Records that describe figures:
"""

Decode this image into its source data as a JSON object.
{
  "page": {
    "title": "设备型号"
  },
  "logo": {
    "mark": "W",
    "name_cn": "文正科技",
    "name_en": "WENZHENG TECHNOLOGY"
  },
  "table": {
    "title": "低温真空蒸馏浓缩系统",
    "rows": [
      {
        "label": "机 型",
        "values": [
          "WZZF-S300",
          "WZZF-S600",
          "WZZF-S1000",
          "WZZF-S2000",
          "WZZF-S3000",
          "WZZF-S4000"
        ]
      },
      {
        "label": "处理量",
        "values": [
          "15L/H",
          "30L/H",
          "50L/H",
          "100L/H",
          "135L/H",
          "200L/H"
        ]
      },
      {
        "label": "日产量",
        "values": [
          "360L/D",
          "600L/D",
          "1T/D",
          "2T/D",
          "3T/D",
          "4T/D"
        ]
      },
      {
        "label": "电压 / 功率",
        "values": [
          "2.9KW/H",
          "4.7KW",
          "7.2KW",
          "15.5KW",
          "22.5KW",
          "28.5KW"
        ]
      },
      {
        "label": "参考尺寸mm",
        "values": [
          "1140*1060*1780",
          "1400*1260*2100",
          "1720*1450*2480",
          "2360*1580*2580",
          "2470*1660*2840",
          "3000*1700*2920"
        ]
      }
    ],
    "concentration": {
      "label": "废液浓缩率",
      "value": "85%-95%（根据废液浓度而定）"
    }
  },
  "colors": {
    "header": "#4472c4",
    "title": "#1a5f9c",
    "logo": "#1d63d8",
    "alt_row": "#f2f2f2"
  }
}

"""

Aim >>
Restate the whole listing exactly.

Response to the task >>
Decode this image into its source data as a JSON object.
{
  "page": {
    "title": "设备型号"
  },
  "logo": {
    "mark": "W",
    "name_cn": "文正科技",
    "name_en": "WENZHENG TECHNOLOGY"
  },
  "table": {
    "title": "低温真空蒸馏浓缩系统",
    "rows": [
      {
        "label": "机 型",
        "values": [
          "WZZF-S300",
          "WZZF-S600",
          "WZZF-S1000",
          "WZZF-S2000",
          "WZZF-S3000",
          "WZZF-S4000"
        ]
      },
      {
        "label": "处理量",
        "values": [
          "15L/H",
          "30L/H",
          "50L/H",
          "100L/H",
          "135L/H",
          "200L/H"
        ]
      },
      {
        "label": "日产量",
        "values": [
          "360L/D",
          "600L/D",
          "1T/D",
          "2T/D",
          "3T/D",
          "4T/D"
        ]
      },
      {
        "label": "电压 / 功率",
        "values": [
          "2.9KW/H",
          "4.7KW",
          "7.2KW",
          "15.5KW",
          "22.5KW",
          "28.5KW"
        ]
      },
      {
        "label": "参考尺寸mm",
        "values": [
          "1140*1060*1780",
          "1400*1260*2100",
          "1720*1450*2480",
          "2360*1580*2580",
          "2470*1660*2840",
          "3000*1700*2920"
        ]
      }
    ],
    "concentration": {
      "label": "废液浓缩率",
      "value": "85%-95%（根据废液浓度而定）"
    }
  },
  "colors": {
    "header": "#4472c4",
    "title": "#1a5f9c",
    "logo": "#1d63d8",
    "alt_row": "#f2f2f2"
  }
}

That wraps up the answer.